» RECORD SET:
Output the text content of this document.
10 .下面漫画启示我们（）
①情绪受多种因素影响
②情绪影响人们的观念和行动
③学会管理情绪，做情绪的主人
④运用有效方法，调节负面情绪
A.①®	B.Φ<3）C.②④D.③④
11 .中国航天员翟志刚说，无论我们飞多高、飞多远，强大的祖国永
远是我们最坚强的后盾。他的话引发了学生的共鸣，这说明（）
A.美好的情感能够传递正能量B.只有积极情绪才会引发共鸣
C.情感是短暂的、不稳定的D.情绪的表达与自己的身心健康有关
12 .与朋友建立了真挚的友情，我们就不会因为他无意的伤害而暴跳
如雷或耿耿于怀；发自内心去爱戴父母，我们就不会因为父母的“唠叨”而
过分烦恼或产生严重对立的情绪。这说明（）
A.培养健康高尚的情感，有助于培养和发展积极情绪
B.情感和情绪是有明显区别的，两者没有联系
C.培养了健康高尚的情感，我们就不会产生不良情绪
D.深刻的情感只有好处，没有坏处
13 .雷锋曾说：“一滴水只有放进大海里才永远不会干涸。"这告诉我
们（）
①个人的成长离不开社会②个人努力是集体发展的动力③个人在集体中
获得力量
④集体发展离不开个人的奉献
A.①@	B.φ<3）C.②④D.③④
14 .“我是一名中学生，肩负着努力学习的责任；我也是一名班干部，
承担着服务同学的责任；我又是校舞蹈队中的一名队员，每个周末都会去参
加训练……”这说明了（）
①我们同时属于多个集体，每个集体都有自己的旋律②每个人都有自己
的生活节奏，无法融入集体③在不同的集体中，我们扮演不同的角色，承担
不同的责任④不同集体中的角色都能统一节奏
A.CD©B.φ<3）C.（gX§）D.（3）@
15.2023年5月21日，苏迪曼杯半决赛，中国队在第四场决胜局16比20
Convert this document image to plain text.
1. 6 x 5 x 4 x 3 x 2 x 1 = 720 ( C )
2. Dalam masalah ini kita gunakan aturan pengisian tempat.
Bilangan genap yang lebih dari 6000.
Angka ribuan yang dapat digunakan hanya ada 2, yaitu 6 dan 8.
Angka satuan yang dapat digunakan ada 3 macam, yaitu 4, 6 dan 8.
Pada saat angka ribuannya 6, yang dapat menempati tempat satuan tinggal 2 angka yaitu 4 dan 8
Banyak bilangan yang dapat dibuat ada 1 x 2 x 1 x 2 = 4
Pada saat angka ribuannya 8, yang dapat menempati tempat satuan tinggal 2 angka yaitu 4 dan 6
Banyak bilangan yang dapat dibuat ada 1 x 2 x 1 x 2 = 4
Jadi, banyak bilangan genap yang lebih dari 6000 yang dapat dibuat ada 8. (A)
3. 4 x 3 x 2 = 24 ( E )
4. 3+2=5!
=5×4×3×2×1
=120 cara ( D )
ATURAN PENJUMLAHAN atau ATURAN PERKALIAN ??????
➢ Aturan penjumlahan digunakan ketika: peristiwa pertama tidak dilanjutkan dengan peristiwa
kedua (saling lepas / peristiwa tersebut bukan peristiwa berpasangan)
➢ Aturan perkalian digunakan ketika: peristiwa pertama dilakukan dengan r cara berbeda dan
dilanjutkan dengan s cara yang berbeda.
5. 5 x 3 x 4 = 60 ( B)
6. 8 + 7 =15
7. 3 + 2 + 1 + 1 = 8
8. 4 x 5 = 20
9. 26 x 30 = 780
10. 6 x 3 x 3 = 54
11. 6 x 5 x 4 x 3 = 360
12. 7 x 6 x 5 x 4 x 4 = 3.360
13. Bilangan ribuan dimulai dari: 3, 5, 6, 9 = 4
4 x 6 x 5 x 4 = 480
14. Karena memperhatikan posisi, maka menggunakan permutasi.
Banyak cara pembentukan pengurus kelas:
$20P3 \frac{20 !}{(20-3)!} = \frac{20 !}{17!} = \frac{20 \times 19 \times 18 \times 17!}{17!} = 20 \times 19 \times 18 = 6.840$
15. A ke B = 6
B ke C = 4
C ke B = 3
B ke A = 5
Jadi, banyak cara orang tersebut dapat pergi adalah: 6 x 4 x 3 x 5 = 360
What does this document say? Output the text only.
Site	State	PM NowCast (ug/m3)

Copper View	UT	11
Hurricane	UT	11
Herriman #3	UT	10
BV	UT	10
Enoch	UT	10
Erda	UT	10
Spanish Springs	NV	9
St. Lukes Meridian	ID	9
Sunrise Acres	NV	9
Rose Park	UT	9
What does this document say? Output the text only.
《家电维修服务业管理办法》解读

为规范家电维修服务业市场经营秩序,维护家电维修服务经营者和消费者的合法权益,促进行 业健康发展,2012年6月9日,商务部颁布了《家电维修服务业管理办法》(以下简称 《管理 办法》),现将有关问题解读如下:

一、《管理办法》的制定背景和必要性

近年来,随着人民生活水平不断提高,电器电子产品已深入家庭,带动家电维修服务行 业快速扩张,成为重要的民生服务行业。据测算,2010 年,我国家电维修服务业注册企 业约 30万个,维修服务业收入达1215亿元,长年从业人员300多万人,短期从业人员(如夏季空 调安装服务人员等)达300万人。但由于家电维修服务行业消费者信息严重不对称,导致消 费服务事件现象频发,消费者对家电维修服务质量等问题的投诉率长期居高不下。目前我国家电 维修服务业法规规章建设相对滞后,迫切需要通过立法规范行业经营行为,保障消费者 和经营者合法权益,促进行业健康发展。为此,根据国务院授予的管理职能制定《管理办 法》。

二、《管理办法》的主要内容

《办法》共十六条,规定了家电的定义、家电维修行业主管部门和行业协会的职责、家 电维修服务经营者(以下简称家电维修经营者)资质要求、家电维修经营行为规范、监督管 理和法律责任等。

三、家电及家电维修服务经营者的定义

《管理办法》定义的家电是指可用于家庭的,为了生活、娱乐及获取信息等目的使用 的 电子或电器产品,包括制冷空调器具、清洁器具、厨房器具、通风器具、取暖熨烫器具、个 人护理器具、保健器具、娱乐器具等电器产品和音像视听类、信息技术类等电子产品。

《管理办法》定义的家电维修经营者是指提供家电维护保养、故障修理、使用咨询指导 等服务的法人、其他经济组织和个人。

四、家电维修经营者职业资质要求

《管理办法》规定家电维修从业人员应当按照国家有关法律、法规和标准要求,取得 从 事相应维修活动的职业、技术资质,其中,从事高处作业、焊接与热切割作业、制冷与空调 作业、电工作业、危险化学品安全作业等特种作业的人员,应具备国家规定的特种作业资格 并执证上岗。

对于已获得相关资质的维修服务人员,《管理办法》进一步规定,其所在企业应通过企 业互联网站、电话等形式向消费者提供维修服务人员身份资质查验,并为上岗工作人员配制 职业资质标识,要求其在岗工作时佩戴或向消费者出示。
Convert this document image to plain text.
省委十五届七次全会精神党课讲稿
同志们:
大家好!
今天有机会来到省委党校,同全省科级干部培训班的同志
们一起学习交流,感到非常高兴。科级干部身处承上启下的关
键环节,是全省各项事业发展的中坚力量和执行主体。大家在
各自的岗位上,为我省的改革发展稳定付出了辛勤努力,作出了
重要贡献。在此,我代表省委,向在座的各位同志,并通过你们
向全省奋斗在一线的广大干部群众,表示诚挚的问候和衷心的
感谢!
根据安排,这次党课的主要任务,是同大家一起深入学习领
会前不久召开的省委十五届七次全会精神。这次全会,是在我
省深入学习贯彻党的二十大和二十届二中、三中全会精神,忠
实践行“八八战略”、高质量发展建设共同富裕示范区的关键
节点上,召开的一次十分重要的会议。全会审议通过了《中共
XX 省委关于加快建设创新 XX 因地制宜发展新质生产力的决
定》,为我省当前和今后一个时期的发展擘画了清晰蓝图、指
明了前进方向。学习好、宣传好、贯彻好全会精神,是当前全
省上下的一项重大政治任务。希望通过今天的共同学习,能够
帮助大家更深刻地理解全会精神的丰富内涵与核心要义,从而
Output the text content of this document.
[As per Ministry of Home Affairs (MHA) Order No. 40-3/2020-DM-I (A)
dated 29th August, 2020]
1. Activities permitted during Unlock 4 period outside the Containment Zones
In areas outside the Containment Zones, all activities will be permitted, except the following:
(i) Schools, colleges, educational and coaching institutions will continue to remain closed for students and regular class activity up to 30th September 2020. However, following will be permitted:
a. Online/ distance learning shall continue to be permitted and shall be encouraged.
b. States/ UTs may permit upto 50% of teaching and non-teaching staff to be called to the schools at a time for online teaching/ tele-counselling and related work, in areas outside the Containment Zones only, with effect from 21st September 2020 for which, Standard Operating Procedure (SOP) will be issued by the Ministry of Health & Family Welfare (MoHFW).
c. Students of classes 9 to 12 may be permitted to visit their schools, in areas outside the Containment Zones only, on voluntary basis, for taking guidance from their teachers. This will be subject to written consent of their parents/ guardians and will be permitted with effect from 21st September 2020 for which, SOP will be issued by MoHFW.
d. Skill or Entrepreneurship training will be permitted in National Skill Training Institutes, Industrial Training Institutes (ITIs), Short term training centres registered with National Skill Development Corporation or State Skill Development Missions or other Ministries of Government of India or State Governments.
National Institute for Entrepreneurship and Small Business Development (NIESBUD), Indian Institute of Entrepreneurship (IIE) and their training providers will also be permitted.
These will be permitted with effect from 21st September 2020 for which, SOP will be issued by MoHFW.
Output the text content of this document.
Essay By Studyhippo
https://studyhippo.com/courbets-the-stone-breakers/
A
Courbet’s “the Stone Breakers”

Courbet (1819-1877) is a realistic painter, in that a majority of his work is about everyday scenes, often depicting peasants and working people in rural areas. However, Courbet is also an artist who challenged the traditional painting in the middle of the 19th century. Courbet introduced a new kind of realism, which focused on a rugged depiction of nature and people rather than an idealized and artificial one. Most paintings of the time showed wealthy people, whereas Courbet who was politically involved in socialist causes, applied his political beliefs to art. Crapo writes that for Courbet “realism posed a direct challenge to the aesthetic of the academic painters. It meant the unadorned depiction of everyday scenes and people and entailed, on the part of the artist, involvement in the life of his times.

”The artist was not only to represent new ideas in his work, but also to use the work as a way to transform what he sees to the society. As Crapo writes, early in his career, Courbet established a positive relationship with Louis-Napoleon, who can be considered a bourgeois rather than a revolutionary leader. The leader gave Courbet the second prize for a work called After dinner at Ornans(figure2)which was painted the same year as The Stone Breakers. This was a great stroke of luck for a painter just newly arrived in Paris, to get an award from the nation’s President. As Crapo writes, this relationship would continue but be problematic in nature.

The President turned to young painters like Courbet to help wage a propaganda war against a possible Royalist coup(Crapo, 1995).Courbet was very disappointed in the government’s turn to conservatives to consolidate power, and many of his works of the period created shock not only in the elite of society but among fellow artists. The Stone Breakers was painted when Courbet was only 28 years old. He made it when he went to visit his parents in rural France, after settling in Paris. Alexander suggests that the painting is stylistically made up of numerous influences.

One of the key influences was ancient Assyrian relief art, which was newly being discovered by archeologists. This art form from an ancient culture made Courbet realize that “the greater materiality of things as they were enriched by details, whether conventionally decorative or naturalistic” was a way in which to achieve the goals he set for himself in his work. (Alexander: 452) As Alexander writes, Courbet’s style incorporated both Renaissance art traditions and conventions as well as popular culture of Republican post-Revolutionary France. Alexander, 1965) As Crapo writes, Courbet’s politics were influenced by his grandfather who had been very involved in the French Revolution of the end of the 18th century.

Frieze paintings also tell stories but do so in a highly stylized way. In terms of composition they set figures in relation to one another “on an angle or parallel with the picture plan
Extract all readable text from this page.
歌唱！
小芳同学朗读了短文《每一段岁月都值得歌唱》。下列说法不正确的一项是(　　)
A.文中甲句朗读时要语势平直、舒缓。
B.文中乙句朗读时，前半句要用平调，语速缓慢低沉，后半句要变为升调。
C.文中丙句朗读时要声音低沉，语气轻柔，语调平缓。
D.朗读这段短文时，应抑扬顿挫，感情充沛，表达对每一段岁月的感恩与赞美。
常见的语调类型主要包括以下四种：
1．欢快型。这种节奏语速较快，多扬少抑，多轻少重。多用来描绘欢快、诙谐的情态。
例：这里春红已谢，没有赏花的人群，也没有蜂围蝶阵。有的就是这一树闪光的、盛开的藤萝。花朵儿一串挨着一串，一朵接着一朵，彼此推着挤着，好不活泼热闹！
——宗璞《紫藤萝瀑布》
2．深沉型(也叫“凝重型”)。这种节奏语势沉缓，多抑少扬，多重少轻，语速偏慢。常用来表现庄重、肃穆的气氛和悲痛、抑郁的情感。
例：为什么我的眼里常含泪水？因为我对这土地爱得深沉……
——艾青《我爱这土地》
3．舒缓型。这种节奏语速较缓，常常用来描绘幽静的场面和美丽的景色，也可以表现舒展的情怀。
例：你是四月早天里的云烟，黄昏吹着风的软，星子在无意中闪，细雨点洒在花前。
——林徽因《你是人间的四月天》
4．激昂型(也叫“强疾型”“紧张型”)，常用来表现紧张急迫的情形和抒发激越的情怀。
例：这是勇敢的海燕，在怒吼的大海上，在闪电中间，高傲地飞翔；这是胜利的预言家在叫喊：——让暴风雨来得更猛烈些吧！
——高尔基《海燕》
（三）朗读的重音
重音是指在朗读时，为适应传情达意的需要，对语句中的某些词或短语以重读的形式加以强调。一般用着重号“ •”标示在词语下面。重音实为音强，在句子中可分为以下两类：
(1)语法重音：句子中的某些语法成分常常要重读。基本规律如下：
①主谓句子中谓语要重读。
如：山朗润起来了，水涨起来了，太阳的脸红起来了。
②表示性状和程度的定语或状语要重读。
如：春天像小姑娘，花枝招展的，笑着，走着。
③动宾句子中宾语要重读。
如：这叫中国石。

» WHAT YOU NEED TO DO: From the records above, pull out every line containing the word "satuan".

» FINAL RESULT:
Angka satuan yang dapat digunakan ada 3 macam, yaitu 4, 6 dan 8.
Pada saat angka ribuannya 6, yang dapat menempati tempat satuan tinggal 2 angka yaitu 4 dan 8
Pada saat angka ribuannya 8, yang dapat menempati tempat satuan tinggal 2 angka yaitu 4 dan 6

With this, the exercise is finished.